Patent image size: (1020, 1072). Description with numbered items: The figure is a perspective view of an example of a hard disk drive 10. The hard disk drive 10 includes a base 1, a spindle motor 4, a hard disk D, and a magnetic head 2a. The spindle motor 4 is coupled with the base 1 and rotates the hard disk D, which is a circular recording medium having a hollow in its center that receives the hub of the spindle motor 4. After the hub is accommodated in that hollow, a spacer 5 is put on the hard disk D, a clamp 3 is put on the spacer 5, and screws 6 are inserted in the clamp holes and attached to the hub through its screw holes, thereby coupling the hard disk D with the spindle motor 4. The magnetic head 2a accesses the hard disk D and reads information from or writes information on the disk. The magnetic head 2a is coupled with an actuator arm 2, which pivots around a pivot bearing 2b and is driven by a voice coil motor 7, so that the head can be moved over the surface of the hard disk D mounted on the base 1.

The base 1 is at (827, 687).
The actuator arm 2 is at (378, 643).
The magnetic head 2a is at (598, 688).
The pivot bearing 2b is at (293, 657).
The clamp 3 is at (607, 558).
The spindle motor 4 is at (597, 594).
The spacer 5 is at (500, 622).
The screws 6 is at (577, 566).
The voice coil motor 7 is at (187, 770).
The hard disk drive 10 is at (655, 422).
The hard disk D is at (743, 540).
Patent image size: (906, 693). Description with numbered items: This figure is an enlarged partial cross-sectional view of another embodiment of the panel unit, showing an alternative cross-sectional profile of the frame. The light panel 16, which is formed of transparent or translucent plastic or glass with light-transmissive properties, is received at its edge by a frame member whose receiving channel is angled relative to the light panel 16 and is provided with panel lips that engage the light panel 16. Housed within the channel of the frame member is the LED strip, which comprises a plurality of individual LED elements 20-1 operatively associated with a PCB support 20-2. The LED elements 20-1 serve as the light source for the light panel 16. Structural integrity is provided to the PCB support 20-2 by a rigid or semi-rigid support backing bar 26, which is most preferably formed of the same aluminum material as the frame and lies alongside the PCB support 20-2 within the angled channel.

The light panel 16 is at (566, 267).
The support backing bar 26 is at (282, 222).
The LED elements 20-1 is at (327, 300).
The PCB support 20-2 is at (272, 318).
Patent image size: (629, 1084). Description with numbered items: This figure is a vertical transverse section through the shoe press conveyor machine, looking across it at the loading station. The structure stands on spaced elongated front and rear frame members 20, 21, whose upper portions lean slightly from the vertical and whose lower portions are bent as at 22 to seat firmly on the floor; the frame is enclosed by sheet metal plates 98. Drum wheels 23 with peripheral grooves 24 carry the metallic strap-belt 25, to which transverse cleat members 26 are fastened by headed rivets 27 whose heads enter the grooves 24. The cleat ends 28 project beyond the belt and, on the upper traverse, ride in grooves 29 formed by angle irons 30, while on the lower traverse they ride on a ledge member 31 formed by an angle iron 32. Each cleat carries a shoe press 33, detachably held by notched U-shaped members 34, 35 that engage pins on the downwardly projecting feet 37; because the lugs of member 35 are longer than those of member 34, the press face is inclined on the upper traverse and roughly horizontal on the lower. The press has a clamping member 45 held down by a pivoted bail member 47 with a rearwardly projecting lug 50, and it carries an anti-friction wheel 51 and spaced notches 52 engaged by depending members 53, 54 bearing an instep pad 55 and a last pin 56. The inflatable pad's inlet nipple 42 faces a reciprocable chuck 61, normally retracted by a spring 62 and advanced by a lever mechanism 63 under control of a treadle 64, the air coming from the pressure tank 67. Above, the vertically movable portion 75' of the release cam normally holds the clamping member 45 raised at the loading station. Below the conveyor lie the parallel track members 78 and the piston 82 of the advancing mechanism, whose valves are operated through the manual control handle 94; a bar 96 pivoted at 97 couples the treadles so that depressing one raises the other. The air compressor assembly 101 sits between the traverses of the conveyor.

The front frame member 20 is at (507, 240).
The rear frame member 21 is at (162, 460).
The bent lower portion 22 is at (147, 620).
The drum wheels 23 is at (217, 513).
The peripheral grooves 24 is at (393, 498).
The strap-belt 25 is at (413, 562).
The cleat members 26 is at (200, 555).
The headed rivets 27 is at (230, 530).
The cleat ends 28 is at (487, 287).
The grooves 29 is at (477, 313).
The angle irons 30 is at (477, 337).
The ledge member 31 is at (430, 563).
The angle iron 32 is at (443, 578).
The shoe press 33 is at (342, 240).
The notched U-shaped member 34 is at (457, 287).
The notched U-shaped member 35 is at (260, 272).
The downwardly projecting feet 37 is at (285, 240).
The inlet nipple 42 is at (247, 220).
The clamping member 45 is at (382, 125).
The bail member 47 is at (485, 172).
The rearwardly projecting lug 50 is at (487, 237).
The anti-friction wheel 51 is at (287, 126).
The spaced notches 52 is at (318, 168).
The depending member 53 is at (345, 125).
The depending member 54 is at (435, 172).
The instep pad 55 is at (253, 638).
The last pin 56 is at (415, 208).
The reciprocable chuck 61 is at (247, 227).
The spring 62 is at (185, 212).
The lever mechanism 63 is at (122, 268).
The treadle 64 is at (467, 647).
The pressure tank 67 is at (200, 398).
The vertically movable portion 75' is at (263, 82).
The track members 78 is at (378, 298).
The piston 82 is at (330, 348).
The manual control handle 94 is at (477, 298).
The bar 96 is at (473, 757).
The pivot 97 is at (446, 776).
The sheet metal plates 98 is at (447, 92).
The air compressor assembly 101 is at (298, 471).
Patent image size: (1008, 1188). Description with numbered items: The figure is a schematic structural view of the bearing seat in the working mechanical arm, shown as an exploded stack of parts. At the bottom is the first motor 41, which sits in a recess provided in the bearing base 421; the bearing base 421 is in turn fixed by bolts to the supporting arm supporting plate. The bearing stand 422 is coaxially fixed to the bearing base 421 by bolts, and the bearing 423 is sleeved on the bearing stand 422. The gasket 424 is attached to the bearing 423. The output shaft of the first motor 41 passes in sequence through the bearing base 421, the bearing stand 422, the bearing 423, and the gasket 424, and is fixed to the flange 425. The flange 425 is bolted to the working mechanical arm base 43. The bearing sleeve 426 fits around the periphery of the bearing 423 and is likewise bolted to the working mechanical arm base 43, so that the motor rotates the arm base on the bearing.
---*---
→ PROBLEM TO WORK ON: Put every line of the entries above into a Markdown table with two columns, Number and Line. Number the rows in order and leave out the blank lines.

→ FINISHED EXERCISE:
| Number | Line |
|---|---|
| 1 | Patent image size: (1020, 1072). Description with numbered items: The figure is a perspective view of an example of a hard disk drive 10. The hard disk drive 10 includes a base 1, a spindle motor 4, a hard disk D, and a magnetic head 2a. The spindle motor 4 is coupled with the base 1 and rotates the hard disk D, which is a circular recording medium having a hollow in its center that receives the hub of the spindle motor 4. After the hub is accommodated in that hollow, a spacer 5 is put on the hard disk D, a clamp 3 is put on the spacer 5, and screws 6 are inserted in the clamp holes and attached to the hub through its screw holes, thereby coupling the hard disk D with the spindle motor 4. The magnetic head 2a accesses the hard disk D and reads information from or writes information on the disk. The magnetic head 2a is coupled with an actuator arm 2, which pivots around a pivot bearing 2b and is driven by a voice coil motor 7, so that the head can be moved over the surface of the hard disk D mounted on the base 1. |
| 2 | The base 1 is at (827, 687). |
| 3 | The actuator arm 2 is at (378, 643). |
| 4 | The magnetic head 2a is at (598, 688). |
| 5 | The pivot bearing 2b is at (293, 657). |
| 6 | The clamp 3 is at (607, 558). |
| 7 | The spindle motor 4 is at (597, 594). |
| 8 | The spacer 5 is at (500, 622). |
| 9 | The screws 6 is at (577, 566). |
| 10 | The voice coil motor 7 is at (187, 770). |
| 11 | The hard disk drive 10 is at (655, 422). |
| 12 | The hard disk D is at (743, 540). |
| 13 | Patent image size: (906, 693). Description with numbered items: This figure is an enlarged partial cross-sectional view of another embodiment of the panel unit, showing an alternative cross-sectional profile of the frame. The light panel 16, which is formed of transparent or translucent plastic or glass with light-transmissive properties, is received at its edge by a frame member whose receiving channel is angled relative to the light panel 16 and is provided with panel lips that engage the light panel 16. Housed within the channel of the frame member is the LED strip, which comprises a plurality of individual LED elements 20-1 operatively associated with a PCB support 20-2. The LED elements 20-1 serve as the light source for the light panel 16. Structural integrity is provided to the PCB support 20-2 by a rigid or semi-rigid support backing bar 26, which is most preferably formed of the same aluminum material as the frame and lies alongside the PCB support 20-2 within the angled channel. |
| 14 | The light panel 16 is at (566, 267). |
| 15 | The support backing bar 26 is at (282, 222). |
| 16 | The LED elements 20-1 is at (327, 300). |
| 17 | The PCB support 20-2 is at (272, 318). |
| 18 | Patent image size: (629, 1084). Description with numbered items: This figure is a vertical transverse section through the shoe press conveyor machine, looking across it at the loading station. The structure stands on spaced elongated front and rear frame members 20, 21, whose upper portions lean slightly from the vertical and whose lower portions are bent as at 22 to seat firmly on the floor; the frame is enclosed by sheet metal plates 98. Drum wheels 23 with peripheral grooves 24 carry the metallic strap-belt 25, to which transverse cleat members 26 are fastened by headed rivets 27 whose heads enter the grooves 24. The cleat ends 28 project beyond the belt and, on the upper traverse, ride in grooves 29 formed by angle irons 30, while on the lower traverse they ride on a ledge member 31 formed by an angle iron 32. Each cleat carries a shoe press 33, detachably held by notched U-shaped members 34, 35 that engage pins on the downwardly projecting feet 37; because the lugs of member 35 are longer than those of member 34, the press face is inclined on the upper traverse and roughly horizontal on the lower. The press has a clamping member 45 held down by a pivoted bail member 47 with a rearwardly projecting lug 50, and it carries an anti-friction wheel 51 and spaced notches 52 engaged by depending members 53, 54 bearing an instep pad 55 and a last pin 56. The inflatable pad's inlet nipple 42 faces a reciprocable chuck 61, normally retracted by a spring 62 and advanced by a lever mechanism 63 under control of a treadle 64, the air coming from the pressure tank 67. Above, the vertically movable portion 75' of the release cam normally holds the clamping member 45 raised at the loading station. Below the conveyor lie the parallel track members 78 and the piston 82 of the advancing mechanism, whose valves are operated through the manual control handle 94; a bar 96 pivoted at 97 couples the treadles so that depressing one raises the other. The air compressor assembly 101 sits between the traverses of the conveyor. |
| 19 | The front frame member 20 is at (507, 240). |
| 20 | The rear frame member 21 is at (162, 460). |
| 21 | The bent lower portion 22 is at (147, 620). |
| 22 | The drum wheels 23 is at (217, 513). |
| 23 | The peripheral grooves 24 is at (393, 498). |
| 24 | The strap-belt 25 is at (413, 562). |
| 25 | The cleat members 26 is at (200, 555). |
| 26 | The headed rivets 27 is at (230, 530). |
| 27 | The cleat ends 28 is at (487, 287). |
| 28 | The grooves 29 is at (477, 313). |
| 29 | The angle irons 30 is at (477, 337). |
| 30 | The ledge member 31 is at (430, 563). |
| 31 | The angle iron 32 is at (443, 578). |
| 32 | The shoe press 33 is at (342, 240). |
| 33 | The notched U-shaped member 34 is at (457, 287). |
| 34 | The notched U-shaped member 35 is at (260, 272). |
| 35 | The downwardly projecting feet 37 is at (285, 240). |
| 36 | The inlet nipple 42 is at (247, 220). |
| 37 | The clamping member 45 is at (382, 125). |
| 38 | The bail member 47 is at (485, 172). |
| 39 | The rearwardly projecting lug 50 is at (487, 237). |
| 40 | The anti-friction wheel 51 is at (287, 126). |
| 41 | The spaced notches 52 is at (318, 168). |
| 42 | The depending member 53 is at (345, 125). |
| 43 | The depending member 54 is at (435, 172). |
| 44 | The instep pad 55 is at (253, 638). |
| 45 | The last pin 56 is at (415, 208). |
| 46 | The reciprocable chuck 61 is at (247, 227). |
| 47 | The spring 62 is at (185, 212). |
| 48 | The lever mechanism 63 is at (122, 268). |
| 49 | The treadle 64 is at (467, 647). |
| 50 | The pressure tank 67 is at (200, 398). |
| 51 | The vertically movable portion 75' is at (263, 82). |
| 52 | The track members 78 is at (378, 298). |
| 53 | The piston 82 is at (330, 348). |
| 54 | The manual control handle 94 is at (477, 298). |
| 55 | The bar 96 is at (473, 757). |
| 56 | The pivot 97 is at (446, 776). |
| 57 | The sheet metal plates 98 is at (447, 92). |
| 58 | The air compressor assembly 101 is at (298, 471). |
| 59 | Patent image size: (1008, 1188). Description with numbered items: The figure is a schematic structural view of the bearing seat in the working mechanical arm, shown as an exploded stack of parts. At the bottom is the first motor 41, which sits in a recess provided in the bearing base 421; the bearing base 421 is in turn fixed by bolts to the supporting arm supporting plate. The bearing stand 422 is coaxially fixed to the bearing base 421 by bolts, and the bearing 423 is sleeved on the bearing stand 422. The gasket 424 is attached to the bearing 423. The output shaft of the first motor 41 passes in sequence through the bearing base 421, the bearing stand 422, the bearing 423, and the gasket 424, and is fixed to the flange 425. The flange 425 is bolted to the working mechanical arm base 43. The bearing sleeve 426 fits around the periphery of the bearing 423 and is likewise bolted to the working mechanical arm base 43, so that the motor rotates the arm base on the bearing. |